Data extracted from a collection:
------------------------------------------------------------

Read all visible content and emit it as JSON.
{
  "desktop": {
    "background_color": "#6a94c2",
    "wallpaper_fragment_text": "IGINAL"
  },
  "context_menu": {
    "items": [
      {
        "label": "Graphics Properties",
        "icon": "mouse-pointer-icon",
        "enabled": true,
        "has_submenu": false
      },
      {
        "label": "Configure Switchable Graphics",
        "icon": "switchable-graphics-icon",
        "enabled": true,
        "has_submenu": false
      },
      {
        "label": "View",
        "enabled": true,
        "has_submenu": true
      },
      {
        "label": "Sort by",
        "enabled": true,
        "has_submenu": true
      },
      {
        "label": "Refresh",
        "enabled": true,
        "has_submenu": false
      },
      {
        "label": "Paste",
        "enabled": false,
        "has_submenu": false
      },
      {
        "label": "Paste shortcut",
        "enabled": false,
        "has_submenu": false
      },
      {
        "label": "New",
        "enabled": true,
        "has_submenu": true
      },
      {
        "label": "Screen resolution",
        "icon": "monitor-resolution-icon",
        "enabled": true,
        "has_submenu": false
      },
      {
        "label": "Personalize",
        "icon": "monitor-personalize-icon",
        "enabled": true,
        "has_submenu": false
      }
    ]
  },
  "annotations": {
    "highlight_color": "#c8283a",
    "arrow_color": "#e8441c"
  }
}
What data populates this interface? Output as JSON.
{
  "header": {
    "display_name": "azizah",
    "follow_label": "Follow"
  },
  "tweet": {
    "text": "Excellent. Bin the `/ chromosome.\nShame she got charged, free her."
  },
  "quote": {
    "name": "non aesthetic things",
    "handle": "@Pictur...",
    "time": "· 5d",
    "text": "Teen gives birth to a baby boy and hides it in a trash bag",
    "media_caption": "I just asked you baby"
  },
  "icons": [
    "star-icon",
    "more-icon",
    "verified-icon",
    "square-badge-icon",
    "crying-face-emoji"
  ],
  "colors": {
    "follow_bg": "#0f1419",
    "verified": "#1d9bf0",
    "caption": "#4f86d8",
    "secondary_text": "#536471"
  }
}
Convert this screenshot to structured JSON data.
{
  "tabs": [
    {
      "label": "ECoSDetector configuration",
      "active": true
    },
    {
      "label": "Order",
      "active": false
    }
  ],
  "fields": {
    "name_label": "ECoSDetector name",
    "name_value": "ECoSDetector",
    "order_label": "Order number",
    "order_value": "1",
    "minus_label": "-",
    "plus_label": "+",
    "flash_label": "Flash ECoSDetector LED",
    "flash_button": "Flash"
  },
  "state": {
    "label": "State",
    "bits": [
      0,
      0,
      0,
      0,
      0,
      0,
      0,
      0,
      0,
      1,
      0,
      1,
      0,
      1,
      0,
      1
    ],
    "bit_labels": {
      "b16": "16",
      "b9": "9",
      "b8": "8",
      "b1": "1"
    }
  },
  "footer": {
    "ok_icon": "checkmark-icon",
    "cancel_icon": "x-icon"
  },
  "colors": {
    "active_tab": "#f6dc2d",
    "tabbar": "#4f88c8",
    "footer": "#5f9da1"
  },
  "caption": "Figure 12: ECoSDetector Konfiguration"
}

------------------------------------------------------------

YOUR OBJECTIVE → Each line of the material should be duplicated exactly, please.

RESPONSE TO THE EXERCISE →
Read all visible content and emit it as JSON.
{
  "desktop": {
    "background_color": "#6a94c2",
    "wallpaper_fragment_text": "IGINAL"
  },
  "context_menu": {
    "items": [
      {
        "label": "Graphics Properties",
        "icon": "mouse-pointer-icon",
        "enabled": true,
        "has_submenu": false
      },
      {
        "label": "Configure Switchable Graphics",
        "icon": "switchable-graphics-icon",
        "enabled": true,
        "has_submenu": false
      },
      {
        "label": "View",
        "enabled": true,
        "has_submenu": true
      },
      {
        "label": "Sort by",
        "enabled": true,
        "has_submenu": true
      },
      {
        "label": "Refresh",
        "enabled": true,
        "has_submenu": false
      },
      {
        "label": "Paste",
        "enabled": false,
        "has_submenu": false
      },
      {
        "label": "Paste shortcut",
        "enabled": false,
        "has_submenu": false
      },
      {
        "label": "New",
        "enabled": true,
        "has_submenu": true
      },
      {
        "label": "Screen resolution",
        "icon": "monitor-resolution-icon",
        "enabled": true,
        "has_submenu": false
      },
      {
        "label": "Personalize",
        "icon": "monitor-personalize-icon",
        "enabled": true,
        "has_submenu": false
      }
    ]
  },
  "annotations": {
    "highlight_color": "#c8283a",
    "arrow_color": "#e8441c"
  }
}
What data populates this interface? Output as JSON.
{
  "header": {
    "display_name": "azizah",
    "follow_label": "Follow"
  },
  "tweet": {
    "text": "Excellent. Bin the `/ chromosome.\nShame she got charged, free her."
  },
  "quote": {
    "name": "non aesthetic things",
    "handle": "@Pictur...",
    "time": "· 5d",
    "text": "Teen gives birth to a baby boy and hides it in a trash bag",
    "media_caption": "I just asked you baby"
  },
  "icons": [
    "star-icon",
    "more-icon",
    "verified-icon",
    "square-badge-icon",
    "crying-face-emoji"
  ],
  "colors": {
    "follow_bg": "#0f1419",
    "verified": "#1d9bf0",
    "caption": "#4f86d8",
    "secondary_text": "#536471"
  }
}
Convert this screenshot to structured JSON data.
{
  "tabs": [
    {
      "label": "ECoSDetector configuration",
      "active": true
    },
    {
      "label": "Order",
      "active": false
    }
  ],
  "fields": {
    "name_label": "ECoSDetector name",
    "name_value": "ECoSDetector",
    "order_label": "Order number",
    "order_value": "1",
    "minus_label": "-",
    "plus_label": "+",
    "flash_label": "Flash ECoSDetector LED",
    "flash_button": "Flash"
  },
  "state": {
    "label": "State",
    "bits": [
      0,
      0,
      0,
      0,
      0,
      0,
      0,
      0,
      0,
      1,
      0,
      1,
      0,
      1,
      0,
      1
    ],
    "bit_labels": {
      "b16": "16",
      "b9": "9",
      "b8": "8",
      "b1": "1"
    }
  },
  "footer": {
    "ok_icon": "checkmark-icon",
    "cancel_icon": "x-icon"
  },
  "colors": {
    "active_tab": "#f6dc2d",
    "tabbar": "#4f88c8",
    "footer": "#5f9da1"
  },
  "caption": "Figure 12: ECoSDetector Konfiguration"
}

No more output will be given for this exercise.